>>>>>
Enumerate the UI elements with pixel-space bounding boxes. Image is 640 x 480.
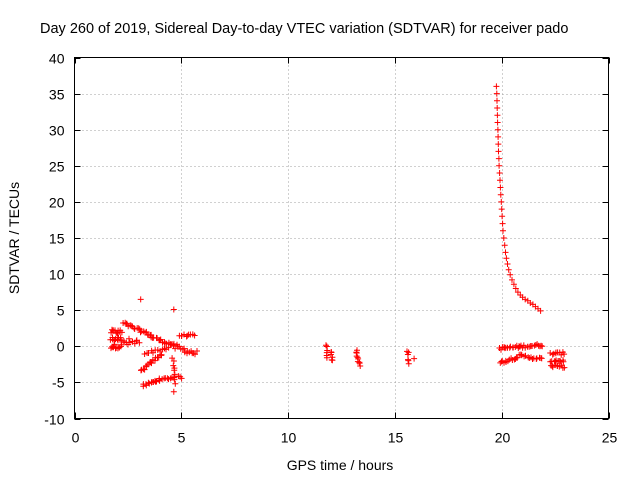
y-tick-label: 25 [49, 159, 65, 175]
y-tick-label: 30 [49, 123, 65, 139]
sdtvar-chart: Day 260 of 2019, Sidereal Day-to-day VTE… [0, 0, 640, 480]
data-point [496, 156, 502, 162]
data-point [172, 381, 178, 387]
x-tick-label: 10 [281, 430, 297, 446]
data-point [495, 141, 501, 147]
data-point [500, 228, 506, 234]
data-point [502, 242, 508, 248]
y-tick-label: 5 [57, 303, 65, 319]
y-tick-label: -5 [52, 375, 65, 391]
y-tick-label: 20 [49, 195, 65, 211]
data-point [138, 296, 144, 302]
data-point [184, 333, 190, 339]
data-point [495, 120, 501, 126]
data-point [503, 249, 509, 255]
data-point [500, 221, 506, 227]
data-point [499, 213, 505, 219]
data-point [411, 356, 417, 362]
data-points [107, 83, 567, 394]
x-axis-label: GPS time / hours [287, 457, 394, 473]
data-point [323, 342, 329, 348]
data-point [494, 91, 500, 97]
x-tick-label: 5 [178, 430, 186, 446]
y-tick-label: -10 [44, 412, 64, 428]
data-point [154, 379, 160, 385]
x-tick-label: 20 [495, 430, 511, 446]
data-point [498, 192, 504, 198]
x-tick-label: 25 [602, 430, 618, 446]
data-point [496, 163, 502, 169]
data-point [126, 336, 132, 342]
data-point [329, 357, 335, 363]
data-point [499, 206, 505, 212]
data-point [505, 261, 511, 267]
x-tick-label: 0 [72, 430, 80, 446]
y-tick-label: 15 [49, 231, 65, 247]
chart-title: Day 260 of 2019, Sidereal Day-to-day VTE… [40, 21, 568, 37]
data-point [501, 235, 507, 241]
data-point [354, 353, 360, 359]
y-axis-label: SDTVAR / TECUs [6, 182, 22, 294]
axis-ticks: 0 5 10 15 20 25 -10 -5 0 5 10 15 20 25 30 35 40 [44, 51, 617, 446]
data-point [171, 389, 177, 395]
data-point [494, 98, 500, 104]
data-point [503, 255, 509, 261]
x-tick-label: 15 [388, 430, 404, 446]
data-point [506, 267, 512, 273]
data-point [494, 112, 500, 118]
data-point [406, 361, 412, 367]
data-point [493, 83, 499, 89]
data-point [495, 127, 501, 133]
y-tick-label: 35 [49, 87, 65, 103]
y-tick-label: 40 [49, 51, 65, 67]
data-point [496, 148, 502, 154]
data-point [494, 105, 500, 111]
data-point [498, 199, 504, 205]
y-tick-label: 0 [57, 339, 65, 355]
y-tick-label: 10 [49, 267, 65, 283]
data-point [495, 134, 501, 140]
data-point [533, 342, 539, 348]
grid-lines [75, 58, 609, 419]
data-point [171, 307, 177, 313]
data-point [497, 170, 503, 176]
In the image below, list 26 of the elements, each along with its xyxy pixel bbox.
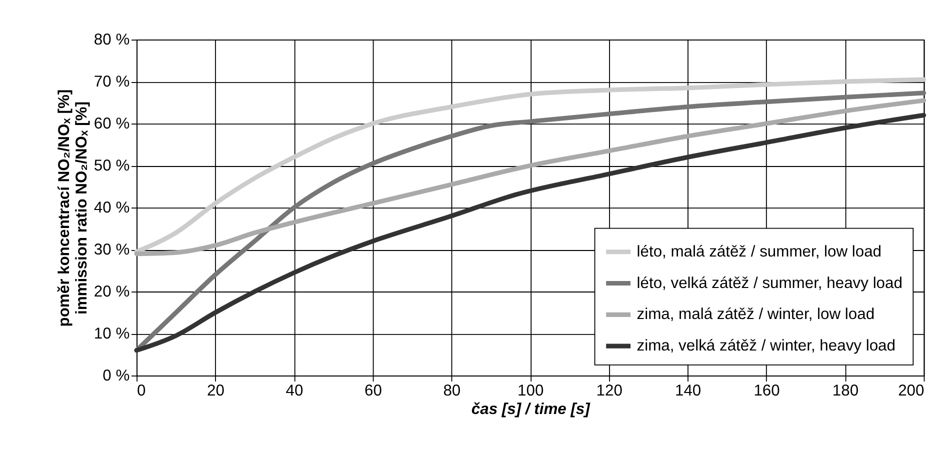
<<<<<
Pull out every line of the data above that contains the word "pixel", and copy each one in full.

Enumerate the UI elements with pixel-space bounding boxes. Image is 640 x 480.
In the image below, list 26 of the elements, each along with its xyxy pixel bbox.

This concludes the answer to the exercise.